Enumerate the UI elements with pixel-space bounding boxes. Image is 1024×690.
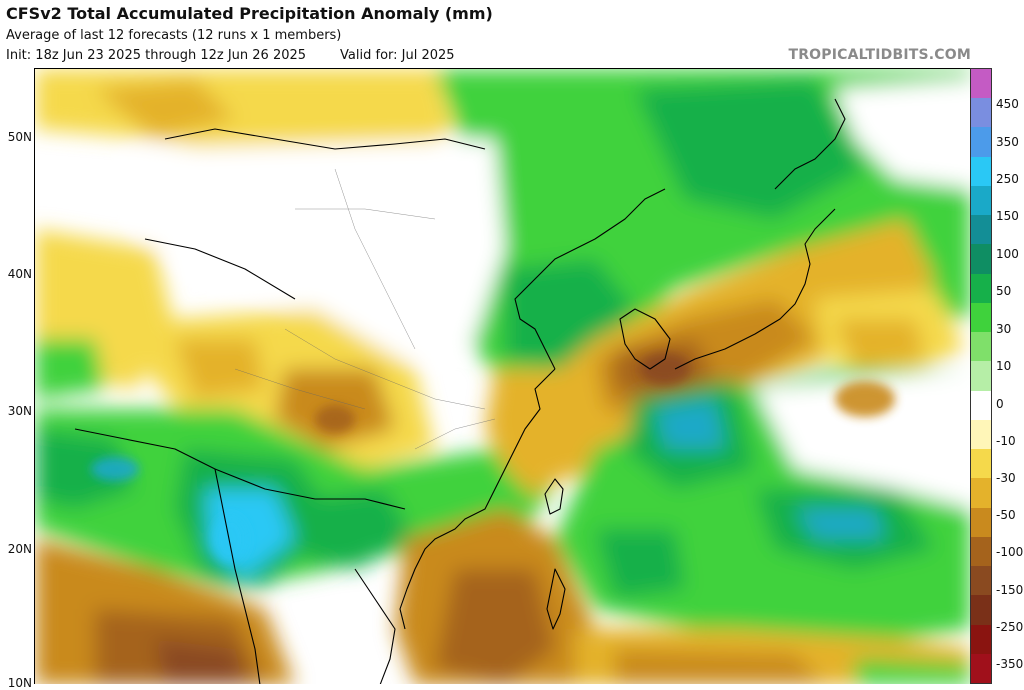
lat-label-20n: 20N bbox=[7, 542, 32, 556]
colorbar-swatch bbox=[971, 185, 991, 216]
colorbar-swatch bbox=[971, 215, 991, 245]
colorbar-swatch bbox=[971, 478, 991, 509]
init-text: Init: 18z Jun 23 2025 through 12z Jun 26… bbox=[6, 48, 307, 63]
valid-text: Valid for: Jul 2025 bbox=[340, 48, 455, 63]
colorbar-swatch bbox=[971, 624, 991, 655]
map-canvas bbox=[35, 69, 970, 684]
colorbar-label: -150 bbox=[996, 583, 1024, 597]
colorbar-swatch bbox=[971, 156, 991, 187]
lat-label-40n: 40N bbox=[7, 267, 32, 281]
colorbar-label: -30 bbox=[996, 471, 1016, 485]
colorbar-swatch bbox=[971, 419, 991, 450]
colorbar-swatch bbox=[971, 332, 991, 362]
colorbar-label: 150 bbox=[996, 209, 1019, 223]
colorbar-swatch bbox=[971, 507, 991, 538]
colorbar-label: 450 bbox=[996, 97, 1019, 111]
colorbar-swatch bbox=[971, 653, 991, 684]
map-subtitle: Average of last 12 forecasts (12 runs x … bbox=[6, 28, 342, 43]
colorbar-swatch bbox=[971, 536, 991, 567]
precipitation-anomaly-map bbox=[34, 68, 970, 684]
lat-label-50n: 50N bbox=[7, 130, 32, 144]
colorbar-swatch bbox=[971, 98, 991, 128]
colorbar-label: 350 bbox=[996, 135, 1019, 149]
init-valid-line: Init: 18z Jun 23 2025 through 12z Jun 26… bbox=[6, 48, 455, 63]
colorbar-swatch bbox=[971, 302, 991, 333]
colorbar-label: -100 bbox=[996, 545, 1024, 559]
map-title: CFSv2 Total Accumulated Precipitation An… bbox=[6, 4, 493, 23]
colorbar-label: -10 bbox=[996, 434, 1016, 448]
colorbar-label: -350 bbox=[996, 657, 1024, 671]
colorbar-label: -250 bbox=[996, 620, 1024, 634]
colorbar-swatch bbox=[971, 69, 991, 99]
colorbar-swatch bbox=[971, 566, 991, 596]
colorbar-swatch bbox=[971, 449, 991, 479]
colorbar-swatch bbox=[971, 127, 991, 158]
colorbar-label: 250 bbox=[996, 172, 1019, 186]
lat-label-30n: 30N bbox=[7, 404, 32, 418]
colorbar-label: 10 bbox=[996, 359, 1012, 373]
colorbar-label: 100 bbox=[996, 247, 1019, 261]
colorbar-swatch bbox=[971, 595, 991, 626]
colorbar-label: -50 bbox=[996, 508, 1016, 522]
colorbar-swatch bbox=[971, 390, 991, 421]
colorbar-swatch bbox=[971, 244, 991, 275]
lat-label-10n: 10N bbox=[7, 676, 32, 690]
colorbar-label: 30 bbox=[996, 322, 1012, 336]
site-credit: TROPICALTIDBITS.COM bbox=[788, 47, 971, 63]
colorbar bbox=[970, 68, 992, 684]
colorbar-label: 0 bbox=[996, 397, 1004, 411]
colorbar-swatch bbox=[971, 361, 991, 392]
colorbar-label: 50 bbox=[996, 284, 1012, 298]
colorbar-swatch bbox=[971, 273, 991, 304]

(EXERCISE): Pick out and copy each line of the records above that contains the string "Init". Case counts.

(THE SOLUTION):
init-text: Init: 18z Jun 23 2025 through 12z Jun 26… bbox=[6, 48, 307, 63]
init-valid-line: Init: 18z Jun 23 2025 through 12z Jun 26… bbox=[6, 48, 455, 63]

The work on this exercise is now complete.